* _Aim_: Reproduce all the entries precisely.

========================

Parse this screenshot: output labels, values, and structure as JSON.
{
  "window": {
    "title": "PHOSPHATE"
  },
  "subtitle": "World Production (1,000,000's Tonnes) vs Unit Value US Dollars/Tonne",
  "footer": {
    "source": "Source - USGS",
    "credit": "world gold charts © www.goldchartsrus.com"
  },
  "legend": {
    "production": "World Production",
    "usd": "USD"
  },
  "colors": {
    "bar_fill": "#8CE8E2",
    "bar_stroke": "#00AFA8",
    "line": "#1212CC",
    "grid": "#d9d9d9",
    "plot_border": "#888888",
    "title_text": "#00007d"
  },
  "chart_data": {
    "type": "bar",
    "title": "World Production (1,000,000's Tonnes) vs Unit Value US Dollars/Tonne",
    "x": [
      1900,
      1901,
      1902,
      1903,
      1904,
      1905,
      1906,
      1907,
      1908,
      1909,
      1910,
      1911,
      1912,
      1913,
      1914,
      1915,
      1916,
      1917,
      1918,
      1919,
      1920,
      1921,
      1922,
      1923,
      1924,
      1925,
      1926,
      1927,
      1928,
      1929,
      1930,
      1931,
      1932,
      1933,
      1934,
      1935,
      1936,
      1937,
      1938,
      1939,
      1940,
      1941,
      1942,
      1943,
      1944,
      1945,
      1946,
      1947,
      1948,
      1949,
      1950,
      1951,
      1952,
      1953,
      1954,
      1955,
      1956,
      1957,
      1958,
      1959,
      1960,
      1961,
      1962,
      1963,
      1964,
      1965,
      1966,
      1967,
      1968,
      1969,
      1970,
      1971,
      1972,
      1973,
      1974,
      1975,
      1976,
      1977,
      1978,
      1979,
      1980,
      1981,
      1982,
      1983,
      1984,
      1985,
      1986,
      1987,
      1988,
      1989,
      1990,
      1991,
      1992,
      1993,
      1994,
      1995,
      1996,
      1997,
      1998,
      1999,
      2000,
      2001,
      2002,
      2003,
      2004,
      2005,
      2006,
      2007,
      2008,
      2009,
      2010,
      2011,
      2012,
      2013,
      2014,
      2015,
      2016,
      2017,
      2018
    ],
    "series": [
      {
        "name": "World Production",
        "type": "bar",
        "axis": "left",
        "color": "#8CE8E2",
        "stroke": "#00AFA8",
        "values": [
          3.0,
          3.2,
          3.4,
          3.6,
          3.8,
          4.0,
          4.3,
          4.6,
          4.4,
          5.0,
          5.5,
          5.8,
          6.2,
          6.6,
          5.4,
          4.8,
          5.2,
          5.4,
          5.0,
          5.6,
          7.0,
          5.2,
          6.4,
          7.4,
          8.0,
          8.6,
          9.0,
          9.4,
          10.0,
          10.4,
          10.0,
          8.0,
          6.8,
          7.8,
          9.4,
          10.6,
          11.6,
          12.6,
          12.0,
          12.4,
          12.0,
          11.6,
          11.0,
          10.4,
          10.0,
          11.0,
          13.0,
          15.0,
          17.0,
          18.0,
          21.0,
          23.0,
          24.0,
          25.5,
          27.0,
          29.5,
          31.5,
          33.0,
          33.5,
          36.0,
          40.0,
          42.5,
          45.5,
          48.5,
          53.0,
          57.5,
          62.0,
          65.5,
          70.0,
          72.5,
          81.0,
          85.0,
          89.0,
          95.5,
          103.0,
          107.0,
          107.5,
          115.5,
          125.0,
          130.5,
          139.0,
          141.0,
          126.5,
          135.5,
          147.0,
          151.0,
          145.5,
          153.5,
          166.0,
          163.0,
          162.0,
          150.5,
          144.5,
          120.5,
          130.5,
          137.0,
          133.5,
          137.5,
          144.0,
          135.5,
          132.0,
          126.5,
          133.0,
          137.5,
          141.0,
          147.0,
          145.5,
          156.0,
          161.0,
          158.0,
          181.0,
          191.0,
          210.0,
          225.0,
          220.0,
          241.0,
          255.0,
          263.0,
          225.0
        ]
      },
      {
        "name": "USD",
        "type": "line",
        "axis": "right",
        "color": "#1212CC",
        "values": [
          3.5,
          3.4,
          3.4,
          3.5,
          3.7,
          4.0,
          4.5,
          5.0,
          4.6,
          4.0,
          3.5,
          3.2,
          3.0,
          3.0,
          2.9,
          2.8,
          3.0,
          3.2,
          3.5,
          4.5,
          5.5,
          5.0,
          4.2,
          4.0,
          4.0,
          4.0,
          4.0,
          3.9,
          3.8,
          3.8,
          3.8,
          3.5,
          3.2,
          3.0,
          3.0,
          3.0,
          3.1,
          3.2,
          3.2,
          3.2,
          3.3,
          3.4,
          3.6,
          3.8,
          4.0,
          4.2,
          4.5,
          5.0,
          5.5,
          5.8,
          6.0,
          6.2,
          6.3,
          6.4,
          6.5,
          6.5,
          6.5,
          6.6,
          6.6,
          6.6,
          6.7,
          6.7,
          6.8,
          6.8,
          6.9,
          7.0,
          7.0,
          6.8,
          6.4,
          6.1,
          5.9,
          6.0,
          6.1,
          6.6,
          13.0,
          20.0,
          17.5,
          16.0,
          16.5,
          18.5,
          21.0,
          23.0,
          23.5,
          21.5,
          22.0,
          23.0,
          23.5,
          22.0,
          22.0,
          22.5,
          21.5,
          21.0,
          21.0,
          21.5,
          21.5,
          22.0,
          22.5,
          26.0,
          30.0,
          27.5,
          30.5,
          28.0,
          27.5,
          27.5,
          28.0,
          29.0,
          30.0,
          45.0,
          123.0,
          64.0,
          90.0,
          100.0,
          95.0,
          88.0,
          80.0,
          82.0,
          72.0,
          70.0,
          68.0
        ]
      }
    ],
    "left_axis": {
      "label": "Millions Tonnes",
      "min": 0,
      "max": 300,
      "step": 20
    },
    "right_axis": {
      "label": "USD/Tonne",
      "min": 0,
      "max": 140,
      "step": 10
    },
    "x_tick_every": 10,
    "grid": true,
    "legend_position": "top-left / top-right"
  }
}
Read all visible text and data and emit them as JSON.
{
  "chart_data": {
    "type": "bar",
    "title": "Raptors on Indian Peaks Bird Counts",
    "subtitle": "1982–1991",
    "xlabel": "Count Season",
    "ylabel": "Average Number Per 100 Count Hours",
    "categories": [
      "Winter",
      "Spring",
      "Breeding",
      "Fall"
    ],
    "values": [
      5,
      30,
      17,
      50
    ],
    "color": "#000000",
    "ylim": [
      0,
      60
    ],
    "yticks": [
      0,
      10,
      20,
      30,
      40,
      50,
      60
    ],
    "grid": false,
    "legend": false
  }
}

========================

* _Exercise answer_:
Parse this screenshot: output labels, values, and structure as JSON.
{
  "window": {
    "title": "PHOSPHATE"
  },
  "subtitle": "World Production (1,000,000's Tonnes) vs Unit Value US Dollars/Tonne",
  "footer": {
    "source": "Source - USGS",
    "credit": "world gold charts © www.goldchartsrus.com"
  },
  "legend": {
    "production": "World Production",
    "usd": "USD"
  },
  "colors": {
    "bar_fill": "#8CE8E2",
    "bar_stroke": "#00AFA8",
    "line": "#1212CC",
    "grid": "#d9d9d9",
    "plot_border": "#888888",
    "title_text": "#00007d"
  },
  "chart_data": {
    "type": "bar",
    "title": "World Production (1,000,000's Tonnes) vs Unit Value US Dollars/Tonne",
    "x": [
      1900,
      1901,
      1902,
      1903,
      1904,
      1905,
      1906,
      1907,
      1908,
      1909,
      1910,
      1911,
      1912,
      1913,
      1914,
      1915,
      1916,
      1917,
      1918,
      1919,
      1920,
      1921,
      1922,
      1923,
      1924,
      1925,
      1926,
      1927,
      1928,
      1929,
      1930,
      1931,
      1932,
      1933,
      1934,
      1935,
      1936,
      1937,
      1938,
      1939,
      1940,
      1941,
      1942,
      1943,
      1944,
      1945,
      1946,
      1947,
      1948,
      1949,
      1950,
      1951,
      1952,
      1953,
      1954,
      1955,
      1956,
      1957,
      1958,
      1959,
      1960,
      1961,
      1962,
      1963,
      1964,
      1965,
      1966,
      1967,
      1968,
      1969,
      1970,
      1971,
      1972,
      1973,
      1974,
      1975,
      1976,
      1977,
      1978,
      1979,
      1980,
      1981,
      1982,
      1983,
      1984,
      1985,
      1986,
      1987,
      1988,
      1989,
      1990,
      1991,
      1992,
      1993,
      1994,
      1995,
      1996,
      1997,
      1998,
      1999,
      2000,
      2001,
      2002,
      2003,
      2004,
      2005,
      2006,
      2007,
      2008,
      2009,
      2010,
      2011,
      2012,
      2013,
      2014,
      2015,
      2016,
      2017,
      2018
    ],
    "series": [
      {
        "name": "World Production",
        "type": "bar",
        "axis": "left",
        "color": "#8CE8E2",
        "stroke": "#00AFA8",
        "values": [
          3.0,
          3.2,
          3.4,
          3.6,
          3.8,
          4.0,
          4.3,
          4.6,
          4.4,
          5.0,
          5.5,
          5.8,
          6.2,
          6.6,
          5.4,
          4.8,
          5.2,
          5.4,
          5.0,
          5.6,
          7.0,
          5.2,
          6.4,
          7.4,
          8.0,
          8.6,
          9.0,
          9.4,
          10.0,
          10.4,
          10.0,
          8.0,
          6.8,
          7.8,
          9.4,
          10.6,
          11.6,
          12.6,
          12.0,
          12.4,
          12.0,
          11.6,
          11.0,
          10.4,
          10.0,
          11.0,
          13.0,
          15.0,
          17.0,
          18.0,
          21.0,
          23.0,
          24.0,
          25.5,
          27.0,
          29.5,
          31.5,
          33.0,
          33.5,
          36.0,
          40.0,
          42.5,
          45.5,
          48.5,
          53.0,
          57.5,
          62.0,
          65.5,
          70.0,
          72.5,
          81.0,
          85.0,
          89.0,
          95.5,
          103.0,
          107.0,
          107.5,
          115.5,
          125.0,
          130.5,
          139.0,
          141.0,
          126.5,
          135.5,
          147.0,
          151.0,
          145.5,
          153.5,
          166.0,
          163.0,
          162.0,
          150.5,
          144.5,
          120.5,
          130.5,
          137.0,
          133.5,
          137.5,
          144.0,
          135.5,
          132.0,
          126.5,
          133.0,
          137.5,
          141.0,
          147.0,
          145.5,
          156.0,
          161.0,
          158.0,
          181.0,
          191.0,
          210.0,
          225.0,
          220.0,
          241.0,
          255.0,
          263.0,
          225.0
        ]
      },
      {
        "name": "USD",
        "type": "line",
        "axis": "right",
        "color": "#1212CC",
        "values": [
          3.5,
          3.4,
          3.4,
          3.5,
          3.7,
          4.0,
          4.5,
          5.0,
          4.6,
          4.0,
          3.5,
          3.2,
          3.0,
          3.0,
          2.9,
          2.8,
          3.0,
          3.2,
          3.5,
          4.5,
          5.5,
          5.0,
          4.2,
          4.0,
          4.0,
          4.0,
          4.0,
          3.9,
          3.8,
          3.8,
          3.8,
          3.5,
          3.2,
          3.0,
          3.0,
          3.0,
          3.1,
          3.2,
          3.2,
          3.2,
          3.3,
          3.4,
          3.6,
          3.8,
          4.0,
          4.2,
          4.5,
          5.0,
          5.5,
          5.8,
          6.0,
          6.2,
          6.3,
          6.4,
          6.5,
          6.5,
          6.5,
          6.6,
          6.6,
          6.6,
          6.7,
          6.7,
          6.8,
          6.8,
          6.9,
          7.0,
          7.0,
          6.8,
          6.4,
          6.1,
          5.9,
          6.0,
          6.1,
          6.6,
          13.0,
          20.0,
          17.5,
          16.0,
          16.5,
          18.5,
          21.0,
          23.0,
          23.5,
          21.5,
          22.0,
          23.0,
          23.5,
          22.0,
          22.0,
          22.5,
          21.5,
          21.0,
          21.0,
          21.5,
          21.5,
          22.0,
          22.5,
          26.0,
          30.0,
          27.5,
          30.5,
          28.0,
          27.5,
          27.5,
          28.0,
          29.0,
          30.0,
          45.0,
          123.0,
          64.0,
          90.0,
          100.0,
          95.0,
          88.0,
          80.0,
          82.0,
          72.0,
          70.0,
          68.0
        ]
      }
    ],
    "left_axis": {
      "label": "Millions Tonnes",
      "min": 0,
      "max": 300,
      "step": 20
    },
    "right_axis": {
      "label": "USD/Tonne",
      "min": 0,
      "max": 140,
      "step": 10
    },
    "x_tick_every": 10,
    "grid": true,
    "legend_position": "top-left / top-right"
  }
}
Read all visible text and data and emit them as JSON.
{
  "chart_data": {
    "type": "bar",
    "title": "Raptors on Indian Peaks Bird Counts",
    "subtitle": "1982–1991",
    "xlabel": "Count Season",
    "ylabel": "Average Number Per 100 Count Hours",
    "categories": [
      "Winter",
      "Spring",
      "Breeding",
      "Fall"
    ],
    "values": [
      5,
      30,
      17,
      50
    ],
    "color": "#000000",
    "ylim": [
      0,
      60
    ],
    "yticks": [
      0,
      10,
      20,
      30,
      40,
      50,
      60
    ],
    "grid": false,
    "legend": false
  }
}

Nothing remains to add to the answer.